- **Work to complete**
• a. Say whether each statement agrees with the passage on matrix functions below. Answer yes or no for each, quoting the deciding words of the passage exactly.
(i) The functions rbind() and cbind() join matrices row-wise or column-wise.
(ii) The function solve() performs a singular value decomposition.
(iii) The function chol() takes a square, symmetric, positive definite matrix.
• b. Translate this sentence from the passage on matrix functions into German: "Two other functions that play an important role in matrix calculations are the functions rbind() and cbind() for concatenating matrices row-wise or column-wise."
• c. Write what follows the final sentence of the passage on matrix functions, carrying on in the same technical style.

3.5.4 Functions for rounding and truncating

round(), ceiling(), floor(), trunc()

Study the help files of the above functions. Check all arguments.

3.5.5 Functions for matrices

Study Table 3.5 in detail.

Two other functions that play an important role in matrix calculations are the functions rbind() and cbind() for concatenating matrices row-wise or column-wise. Also revise the functions matrix(), dim(), dimnames(), colnames(), rownames() as well as scan() and read.table().

Table 3.5: Functions for matrices.
Function What it does
chol() Cholesky decomposition
crossprod() Matrix crossproduct
diag() Create identity matrix, diagonal matrix or extract diagonal elements depending on its argument
eigen() Finding eigenvectors and eigenvalues
kronecker() Computing the kronecker product of two matrices
outer() Outer product of two vectors
scale() Centring and scaling a data matrix
solve() Finding the inverse of a nonsingular matrix
svd() Singular value decomposition of a rectangular matrix
qr() QR orthogonalization
t() Transpose of a matrix
  1. The function chol() performs a Cholesky decomposition of the square, symmetric, positive definite matrix \(\mathbf{A}=\mathbf{U}'\mathbf{U}\) where \(\mathbf{U}\) is an upper triangular matrix.

- **Stored records**
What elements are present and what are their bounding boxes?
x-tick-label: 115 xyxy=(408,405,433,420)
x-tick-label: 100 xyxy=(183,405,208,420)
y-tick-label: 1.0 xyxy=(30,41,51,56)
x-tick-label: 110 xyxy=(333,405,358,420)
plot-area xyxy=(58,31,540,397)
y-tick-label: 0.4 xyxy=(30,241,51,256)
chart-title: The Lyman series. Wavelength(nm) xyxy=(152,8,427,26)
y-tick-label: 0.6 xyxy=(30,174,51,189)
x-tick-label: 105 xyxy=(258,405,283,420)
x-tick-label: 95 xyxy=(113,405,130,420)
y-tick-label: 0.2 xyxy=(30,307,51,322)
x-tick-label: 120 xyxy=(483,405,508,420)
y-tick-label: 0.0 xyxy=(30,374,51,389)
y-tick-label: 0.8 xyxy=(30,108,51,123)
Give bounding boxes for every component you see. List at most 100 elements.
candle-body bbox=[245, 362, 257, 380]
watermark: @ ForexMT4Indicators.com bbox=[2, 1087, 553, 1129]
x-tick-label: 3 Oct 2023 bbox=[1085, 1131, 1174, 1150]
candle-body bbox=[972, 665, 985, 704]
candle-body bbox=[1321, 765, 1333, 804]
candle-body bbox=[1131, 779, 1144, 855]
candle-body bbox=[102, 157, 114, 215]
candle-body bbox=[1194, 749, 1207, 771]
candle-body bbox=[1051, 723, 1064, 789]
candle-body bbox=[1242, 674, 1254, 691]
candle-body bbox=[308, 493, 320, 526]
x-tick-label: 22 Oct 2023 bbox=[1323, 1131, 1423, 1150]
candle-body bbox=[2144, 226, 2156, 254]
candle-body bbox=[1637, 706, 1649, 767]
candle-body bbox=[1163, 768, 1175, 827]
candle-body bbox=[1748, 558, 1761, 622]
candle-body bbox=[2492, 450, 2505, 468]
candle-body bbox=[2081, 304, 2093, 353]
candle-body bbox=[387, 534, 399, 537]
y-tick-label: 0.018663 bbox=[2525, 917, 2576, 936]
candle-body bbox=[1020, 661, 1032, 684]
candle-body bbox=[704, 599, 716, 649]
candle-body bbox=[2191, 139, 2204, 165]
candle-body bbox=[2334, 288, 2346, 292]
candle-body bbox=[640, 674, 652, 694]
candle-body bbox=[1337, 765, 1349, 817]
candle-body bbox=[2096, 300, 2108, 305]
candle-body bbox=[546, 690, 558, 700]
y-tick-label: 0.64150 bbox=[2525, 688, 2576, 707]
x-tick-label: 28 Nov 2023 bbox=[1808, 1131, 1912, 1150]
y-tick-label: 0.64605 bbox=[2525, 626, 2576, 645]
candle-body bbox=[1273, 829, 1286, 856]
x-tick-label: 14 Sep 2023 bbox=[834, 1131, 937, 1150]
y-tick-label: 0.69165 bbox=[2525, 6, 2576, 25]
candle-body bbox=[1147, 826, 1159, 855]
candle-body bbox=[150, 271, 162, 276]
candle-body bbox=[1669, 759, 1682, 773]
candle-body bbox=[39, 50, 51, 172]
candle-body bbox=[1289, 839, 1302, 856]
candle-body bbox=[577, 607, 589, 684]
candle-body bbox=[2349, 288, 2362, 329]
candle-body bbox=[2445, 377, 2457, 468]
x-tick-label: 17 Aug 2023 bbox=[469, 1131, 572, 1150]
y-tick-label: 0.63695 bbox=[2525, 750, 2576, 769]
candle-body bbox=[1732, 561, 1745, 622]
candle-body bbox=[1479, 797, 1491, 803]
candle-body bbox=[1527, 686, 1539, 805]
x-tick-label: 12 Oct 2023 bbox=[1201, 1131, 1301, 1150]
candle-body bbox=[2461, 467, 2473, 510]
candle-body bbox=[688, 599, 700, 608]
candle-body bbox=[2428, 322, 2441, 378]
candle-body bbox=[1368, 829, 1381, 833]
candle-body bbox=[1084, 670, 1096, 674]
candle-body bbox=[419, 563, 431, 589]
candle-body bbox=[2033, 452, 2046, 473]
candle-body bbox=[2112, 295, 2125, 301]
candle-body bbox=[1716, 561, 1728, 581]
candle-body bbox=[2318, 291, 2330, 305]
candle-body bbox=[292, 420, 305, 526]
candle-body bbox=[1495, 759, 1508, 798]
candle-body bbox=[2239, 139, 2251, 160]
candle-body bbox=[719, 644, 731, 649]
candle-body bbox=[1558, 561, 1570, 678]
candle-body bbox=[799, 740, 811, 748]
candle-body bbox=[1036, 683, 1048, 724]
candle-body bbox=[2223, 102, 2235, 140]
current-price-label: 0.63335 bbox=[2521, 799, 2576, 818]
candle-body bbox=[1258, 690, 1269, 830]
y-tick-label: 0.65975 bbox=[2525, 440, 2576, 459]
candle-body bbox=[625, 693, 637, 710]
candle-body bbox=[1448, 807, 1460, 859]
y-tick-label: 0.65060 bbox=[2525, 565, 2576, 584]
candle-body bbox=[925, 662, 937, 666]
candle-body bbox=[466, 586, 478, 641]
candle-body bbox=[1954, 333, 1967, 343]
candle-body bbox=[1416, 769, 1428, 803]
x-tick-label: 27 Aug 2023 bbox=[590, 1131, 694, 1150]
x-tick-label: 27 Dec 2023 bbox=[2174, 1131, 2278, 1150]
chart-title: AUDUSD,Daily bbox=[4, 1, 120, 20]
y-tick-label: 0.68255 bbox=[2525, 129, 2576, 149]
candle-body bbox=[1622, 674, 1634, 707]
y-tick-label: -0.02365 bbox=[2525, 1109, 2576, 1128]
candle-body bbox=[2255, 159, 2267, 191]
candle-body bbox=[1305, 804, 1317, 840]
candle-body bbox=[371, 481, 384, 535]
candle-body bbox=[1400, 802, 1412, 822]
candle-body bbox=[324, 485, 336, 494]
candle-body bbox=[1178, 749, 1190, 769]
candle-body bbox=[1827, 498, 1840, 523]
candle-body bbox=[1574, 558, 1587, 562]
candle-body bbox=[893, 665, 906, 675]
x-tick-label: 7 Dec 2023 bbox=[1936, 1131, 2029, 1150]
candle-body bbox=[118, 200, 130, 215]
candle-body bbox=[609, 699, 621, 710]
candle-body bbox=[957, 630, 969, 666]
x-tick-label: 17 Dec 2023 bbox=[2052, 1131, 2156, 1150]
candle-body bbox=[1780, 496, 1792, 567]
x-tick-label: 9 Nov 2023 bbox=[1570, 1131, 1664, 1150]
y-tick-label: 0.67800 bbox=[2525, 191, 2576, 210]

- **Exercise answers**
• a.
(i) Yes: "the functions rbind() and cbind() for concatenating matrices row-wise or column-wise"
(ii) No: "solve() Finding the inverse of a nonsingular matrix"
(iii) Yes: "The function chol() performs a Cholesky decomposition of the square, symmetric, positive definite matrix"

• b. Zwei weitere Funktionen, die bei Matrixberechnungen eine wichtige Rolle spielen, sind die Funktionen rbind() und cbind() zum zeilen- oder spaltenweisen Verknüpfen von Matrizen.

• c.
  2. The function crossprod (A, B) returns the matrix \(\mathbf{A'B}\).

  3. The function diag(arg) performs various actions depending on its argument: if arg is a positive integer diag(arg) returns an identity matrix of the given size; if arg is a vector diag(arg) returns a diagonal matrix with diagonal elements the respective elements of the given vector; if arg is a matrix then diag(arg) returns a vector containing the diagonal elements of the given matrix.

  4. What is the difference between diag(A) and diag(diag(A)) where A is a square matrix?

  5. The function eigen() operates on a square matrix and returns a list with named elements values and vectors containing respectively, the eigenvalues and eigenvectors. Study the help file of eigen() carefully.

  6. The function kronecker() returns the Kronecker product \(\mathbf{A} \otimes \mathbf{B}\) of matrices \(\mathbf{A}\) and \(\mathbf{B}\).

  7. The function outer (x, y, f) operates on two vectors \(x:n\times 1\) and \(y:p\times 1\) to return a matrix of size \(n \times p\) with \(ij\)th element the result of applying the function f on x[i] and y[j]. The default for f is *.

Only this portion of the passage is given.